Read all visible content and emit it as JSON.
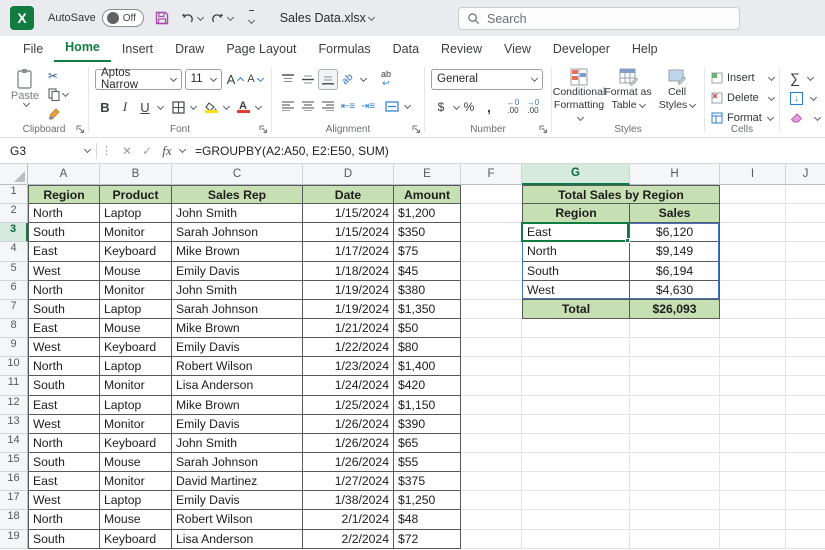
{
  "titlebar": {
    "autosave_label": "AutoSave",
    "autosave_state": "Off",
    "filename": "Sales Data.xlsx",
    "search_placeholder": "Search"
  },
  "tabs": {
    "items": [
      "File",
      "Home",
      "Insert",
      "Draw",
      "Page Layout",
      "Formulas",
      "Data",
      "Review",
      "View",
      "Developer",
      "Help"
    ],
    "active": "Home"
  },
  "ribbon": {
    "paste_label": "Paste",
    "font_name": "Aptos Narrow",
    "font_size": "11",
    "number_format": "General",
    "styles_buttons": [
      {
        "line1": "Conditional",
        "line2": "Formatting"
      },
      {
        "line1": "Format as",
        "line2": "Table"
      },
      {
        "line1": "Cell",
        "line2": "Styles"
      }
    ],
    "cells_buttons": [
      "Insert",
      "Delete",
      "Format"
    ],
    "group_labels": {
      "clipboard": "Clipboard",
      "font": "Font",
      "alignment": "Alignment",
      "number": "Number",
      "styles": "Styles",
      "cells": "Cells"
    }
  },
  "formula_bar": {
    "cell_ref": "G3",
    "formula": "=GROUPBY(A2:A50, E2:E50, SUM)"
  },
  "sheet": {
    "column_letters": [
      "A",
      "B",
      "C",
      "D",
      "E",
      "F",
      "G",
      "H",
      "I",
      "J"
    ],
    "row_count": 19,
    "selection": {
      "cell": "G3",
      "column": "G",
      "row": 3
    },
    "main_table": {
      "headers": [
        "Region",
        "Product",
        "Sales Rep",
        "Date",
        "Amount"
      ],
      "rows": [
        [
          "North",
          "Laptop",
          "John Smith",
          "1/15/2024",
          "$1,200"
        ],
        [
          "South",
          "Monitor",
          "Sarah Johnson",
          "1/15/2024",
          "$350"
        ],
        [
          "East",
          "Keyboard",
          "Mike Brown",
          "1/17/2024",
          "$75"
        ],
        [
          "West",
          "Mouse",
          "Emily Davis",
          "1/18/2024",
          "$45"
        ],
        [
          "North",
          "Monitor",
          "John Smith",
          "1/19/2024",
          "$380"
        ],
        [
          "South",
          "Laptop",
          "Sarah Johnson",
          "1/19/2024",
          "$1,350"
        ],
        [
          "East",
          "Mouse",
          "Mike Brown",
          "1/21/2024",
          "$50"
        ],
        [
          "West",
          "Keyboard",
          "Emily Davis",
          "1/22/2024",
          "$80"
        ],
        [
          "North",
          "Laptop",
          "Robert Wilson",
          "1/23/2024",
          "$1,400"
        ],
        [
          "South",
          "Monitor",
          "Lisa Anderson",
          "1/24/2024",
          "$420"
        ],
        [
          "East",
          "Laptop",
          "Mike Brown",
          "1/25/2024",
          "$1,150"
        ],
        [
          "West",
          "Monitor",
          "Emily Davis",
          "1/26/2024",
          "$390"
        ],
        [
          "North",
          "Keyboard",
          "John Smith",
          "1/26/2024",
          "$65"
        ],
        [
          "South",
          "Mouse",
          "Sarah Johnson",
          "1/26/2024",
          "$55"
        ],
        [
          "East",
          "Monitor",
          "David Martinez",
          "1/27/2024",
          "$375"
        ],
        [
          "West",
          "Laptop",
          "Emily Davis",
          "1/38/2024",
          "$1,250"
        ],
        [
          "North",
          "Mouse",
          "Robert Wilson",
          "2/1/2024",
          "$48"
        ],
        [
          "South",
          "Keyboard",
          "Lisa Anderson",
          "2/2/2024",
          "$72"
        ]
      ]
    },
    "summary_table": {
      "title": "Total Sales by Region",
      "headers": [
        "Region",
        "Sales"
      ],
      "rows": [
        [
          "East",
          "$6,120"
        ],
        [
          "North",
          "$9,149"
        ],
        [
          "South",
          "$6,194"
        ],
        [
          "West",
          "$4,630"
        ]
      ],
      "total_label": "Total",
      "total_value": "$26,093"
    }
  },
  "colors": {
    "header_fill": "#C6E0B4",
    "excel_green": "#107C41",
    "spill_border": "#4472C4"
  }
}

==*==

Restate the whole listing above exactly, please, omitting every image.

Read all visible content and emit it as JSON.
{
  "titlebar": {
    "autosave_label": "AutoSave",
    "autosave_state": "Off",
    "filename": "Sales Data.xlsx",
    "search_placeholder": "Search"
  },
  "tabs": {
    "items": [
      "File",
      "Home",
      "Insert",
      "Draw",
      "Page Layout",
      "Formulas",
      "Data",
      "Review",
      "View",
      "Developer",
      "Help"
    ],
    "active": "Home"
  },
  "ribbon": {
    "paste_label": "Paste",
    "font_name": "Aptos Narrow",
    "font_size": "11",
    "number_format": "General",
    "styles_buttons": [
      {
        "line1": "Conditional",
        "line2": "Formatting"
      },
      {
        "line1": "Format as",
        "line2": "Table"
      },
      {
        "line1": "Cell",
        "line2": "Styles"
      }
    ],
    "cells_buttons": [
      "Insert",
      "Delete",
      "Format"
    ],
    "group_labels": {
      "clipboard": "Clipboard",
      "font": "Font",
      "alignment": "Alignment",
      "number": "Number",
      "styles": "Styles",
      "cells": "Cells"
    }
  },
  "formula_bar": {
    "cell_ref": "G3",
    "formula": "=GROUPBY(A2:A50, E2:E50, SUM)"
  },
  "sheet": {
    "column_letters": [
      "A",
      "B",
      "C",
      "D",
      "E",
      "F",
      "G",
      "H",
      "I",
      "J"
    ],
    "row_count": 19,
    "selection": {
      "cell": "G3",
      "column": "G",
      "row": 3
    },
    "main_table": {
      "headers": [
        "Region",
        "Product",
        "Sales Rep",
        "Date",
        "Amount"
      ],
      "rows": [
        [
          "North",
          "Laptop",
          "John Smith",
          "1/15/2024",
          "$1,200"
        ],
        [
          "South",
          "Monitor",
          "Sarah Johnson",
          "1/15/2024",
          "$350"
        ],
        [
          "East",
          "Keyboard",
          "Mike Brown",
          "1/17/2024",
          "$75"
        ],
        [
          "West",
          "Mouse",
          "Emily Davis",
          "1/18/2024",
          "$45"
        ],
        [
          "North",
          "Monitor",
          "John Smith",
          "1/19/2024",
          "$380"
        ],
        [
          "South",
          "Laptop",
          "Sarah Johnson",
          "1/19/2024",
          "$1,350"
        ],
        [
          "East",
          "Mouse",
          "Mike Brown",
          "1/21/2024",
          "$50"
        ],
        [
          "West",
          "Keyboard",
          "Emily Davis",
          "1/22/2024",
          "$80"
        ],
        [
          "North",
          "Laptop",
          "Robert Wilson",
          "1/23/2024",
          "$1,400"
        ],
        [
          "South",
          "Monitor",
          "Lisa Anderson",
          "1/24/2024",
          "$420"
        ],
        [
          "East",
          "Laptop",
          "Mike Brown",
          "1/25/2024",
          "$1,150"
        ],
        [
          "West",
          "Monitor",
          "Emily Davis",
          "1/26/2024",
          "$390"
        ],
        [
          "North",
          "Keyboard",
          "John Smith",
          "1/26/2024",
          "$65"
        ],
        [
          "South",
          "Mouse",
          "Sarah Johnson",
          "1/26/2024",
          "$55"
        ],
        [
          "East",
          "Monitor",
          "David Martinez",
          "1/27/2024",
          "$375"
        ],
        [
          "West",
          "Laptop",
          "Emily Davis",
          "1/38/2024",
          "$1,250"
        ],
        [
          "North",
          "Mouse",
          "Robert Wilson",
          "2/1/2024",
          "$48"
        ],
        [
          "South",
          "Keyboard",
          "Lisa Anderson",
          "2/2/2024",
          "$72"
        ]
      ]
    },
    "summary_table": {
      "title": "Total Sales by Region",
      "headers": [
        "Region",
        "Sales"
      ],
      "rows": [
        [
          "East",
          "$6,120"
        ],
        [
          "North",
          "$9,149"
        ],
        [
          "South",
          "$6,194"
        ],
        [
          "West",
          "$4,630"
        ]
      ],
      "total_label": "Total",
      "total_value": "$26,093"
    }
  },
  "colors": {
    "header_fill": "#C6E0B4",
    "excel_green": "#107C41",
    "spill_border": "#4472C4"
  }
}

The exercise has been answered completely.